Source data>
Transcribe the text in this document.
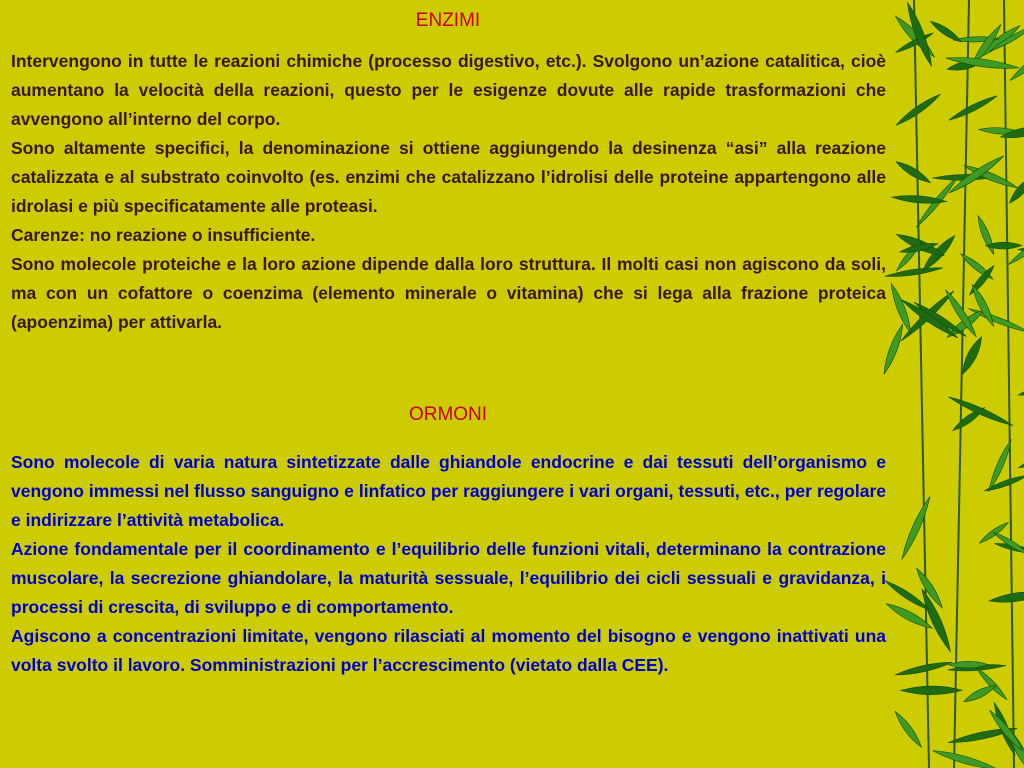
ENZIMI

Intervengono in tutte le reazioni chimiche (processo digestivo, etc.). Svolgono un’azione catalitica, cioè aumentano la velocità della reazioni, questo per le esigenze dovute alle rapide trasformazioni che avvengono all’interno del corpo.

Sono altamente specifici, la denominazione si ottiene aggiungendo la desinenza “asi” alla reazione catalizzata e al substrato coinvolto (es. enzimi che catalizzano l’idrolisi delle proteine appartengono alle idrolasi e più specificatamente alle proteasi.

Carenze: no reazione o insufficiente.

Sono molecole proteiche e la loro azione dipende dalla loro struttura. Il molti casi non agiscono da soli, ma con un cofattore o coenzima (elemento minerale o vitamina) che si lega alla frazione proteica (apoenzima) per attivarla.

ORMONI

Sono molecole di varia natura sintetizzate dalle ghiandole endocrine e dai tessuti dell’organismo e vengono immessi nel flusso sanguigno e linfatico per raggiungere i vari organi, tessuti, etc., per regolare e indirizzare l’attività metabolica.

Azione fondamentale per il coordinamento e l’equilibrio delle funzioni vitali, determinano la contrazione muscolare, la secrezione ghiandolare, la maturità sessuale, l’equilibrio dei cicli sessuali e gravidanza, i processi di crescita, di sviluppo e di comportamento.

Agiscono a concentrazioni limitate, vengono rilasciati al momento del bisogno e vengono inattivati una volta svolto il lavoro. Somministrazioni per l’accrescimento (vietato dalla CEE).
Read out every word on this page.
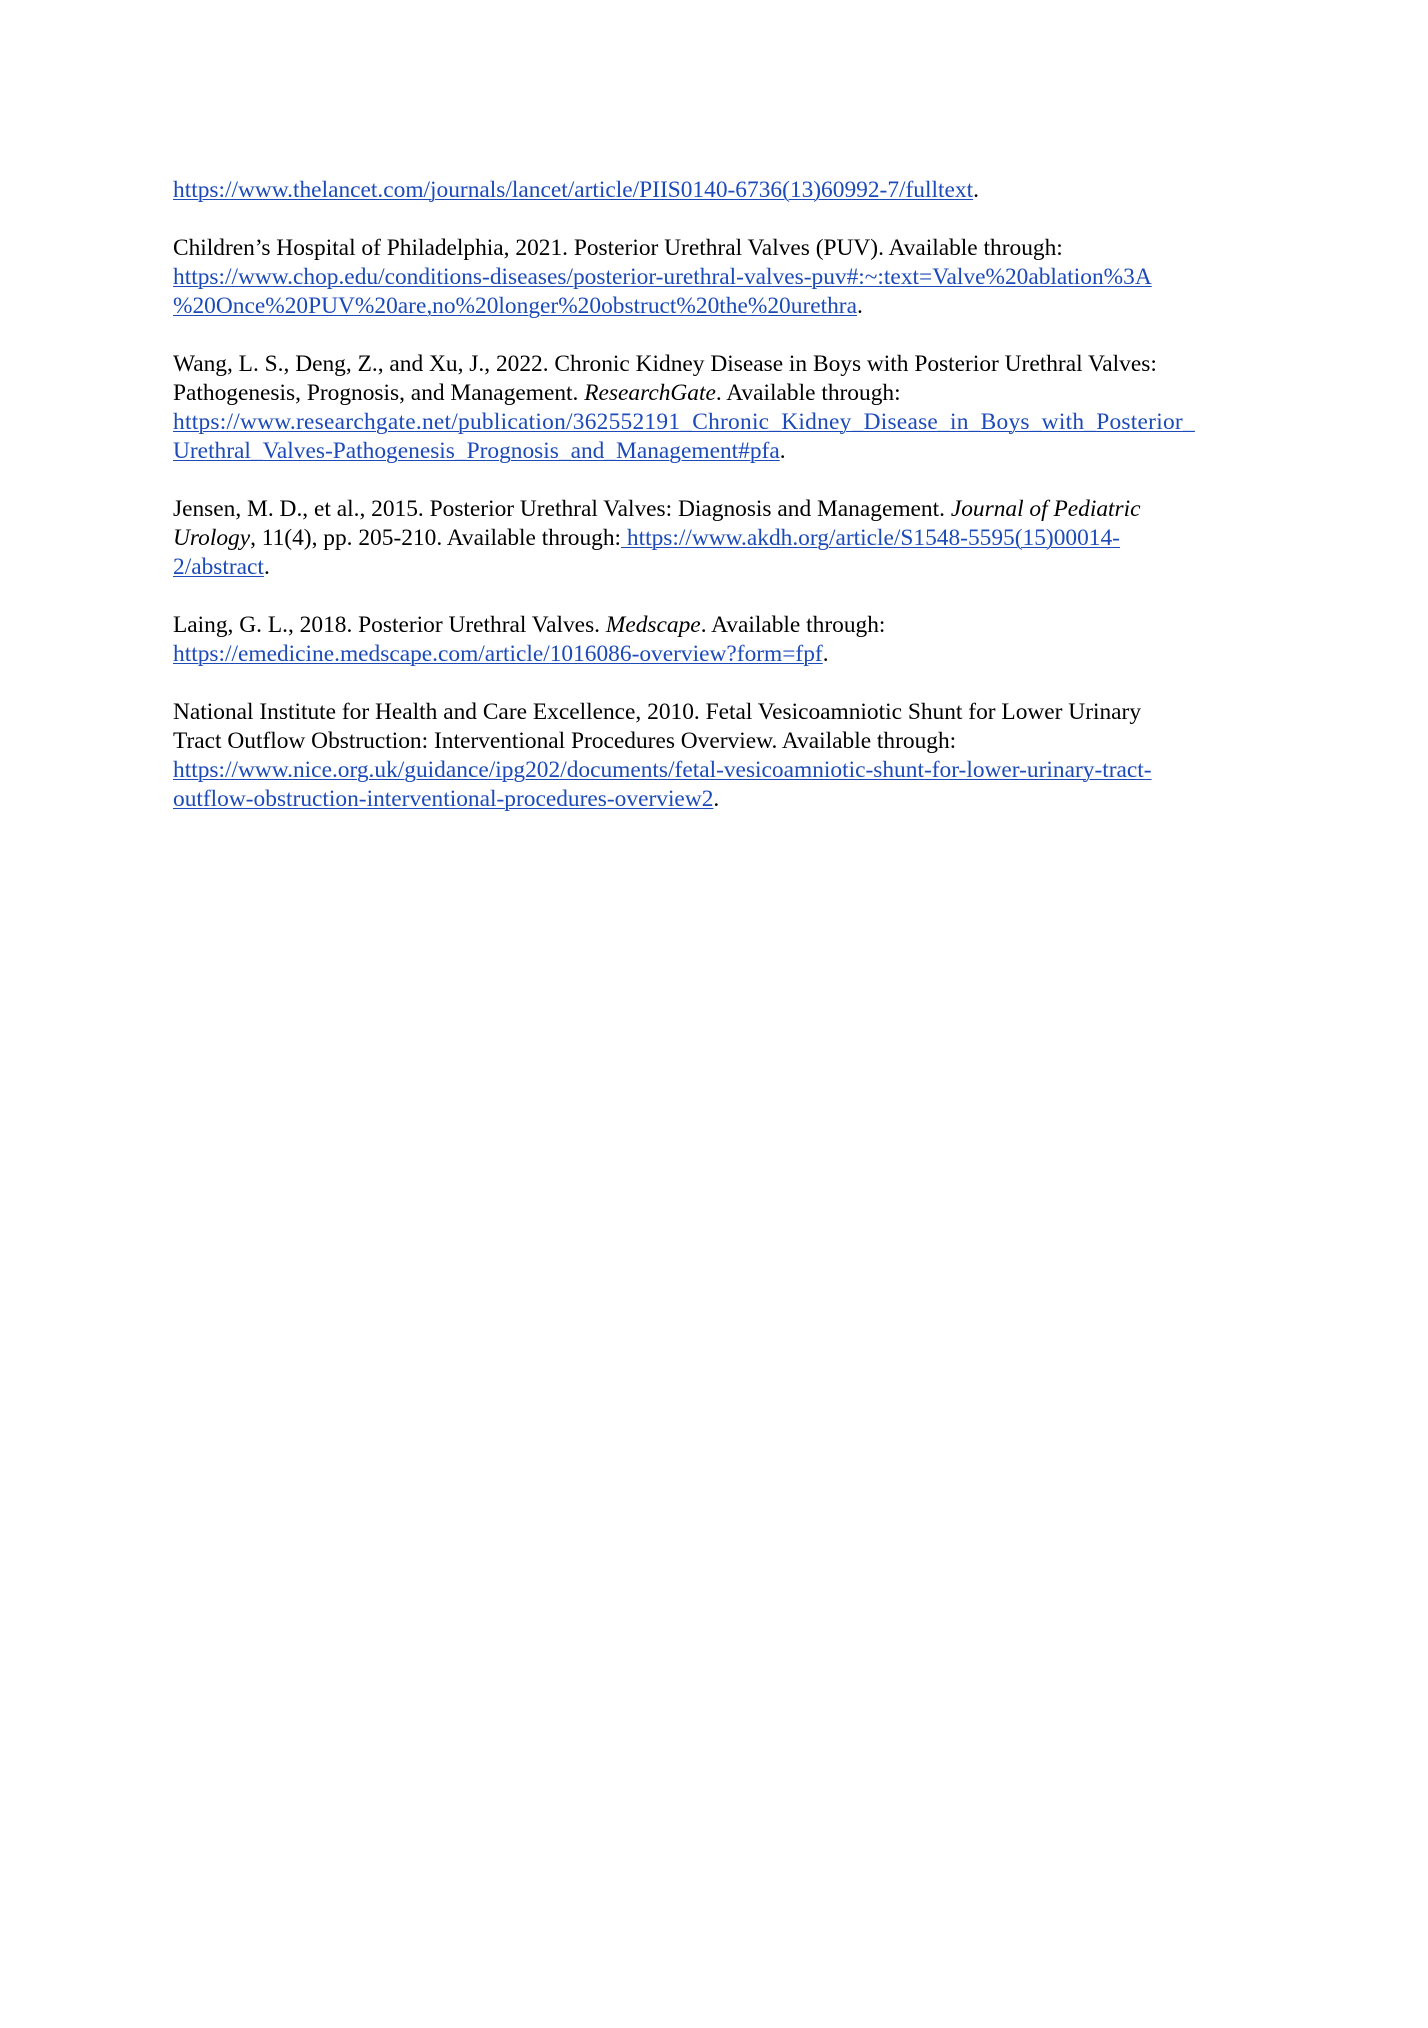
https://www.thelancet.com/journals/lancet/article/PIIS0140-6736(13)60992-7/fulltext.
Children’s Hospital of Philadelphia, 2021. Posterior Urethral Valves (PUV). Available through:
https://www.chop.edu/conditions-diseases/posterior-urethral-valves-puv#:~:text=Valve%20ablation%3A
%20Once%20PUV%20are,no%20longer%20obstruct%20the%20urethra.
Wang, L. S., Deng, Z., and Xu, J., 2022. Chronic Kidney Disease in Boys with Posterior Urethral Valves:
Pathogenesis, Prognosis, and Management. ResearchGate. Available through:
https://www.researchgate.net/publication/362552191_Chronic_Kidney_Disease_in_Boys_with_Posterior_
Urethral_Valves-Pathogenesis_Prognosis_and_Management#pfa.
Jensen, M. D., et al., 2015. Posterior Urethral Valves: Diagnosis and Management. Journal of Pediatric
Urology, 11(4), pp. 205-210. Available through: https://www.akdh.org/article/S1548-5595(15)00014-
2/abstract.
Laing, G. L., 2018. Posterior Urethral Valves. Medscape. Available through:
https://emedicine.medscape.com/article/1016086-overview?form=fpf.
National Institute for Health and Care Excellence, 2010. Fetal Vesicoamniotic Shunt for Lower Urinary
Tract Outflow Obstruction: Interventional Procedures Overview. Available through:
https://www.nice.org.uk/guidance/ipg202/documents/fetal-vesicoamniotic-shunt-for-lower-urinary-tract-
outflow-obstruction-interventional-procedures-overview2.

Required work>
Sift the material for lines that include the word "article", and copy each one.

Response area>
https://www.thelancet.com/journals/lancet/article/PIIS0140-6736(13)60992-7/fulltext.
Urology, 11(4), pp. 205-210. Available through: https://www.akdh.org/article/S1548-5595(15)00014-
https://emedicine.medscape.com/article/1016086-overview?form=fpf.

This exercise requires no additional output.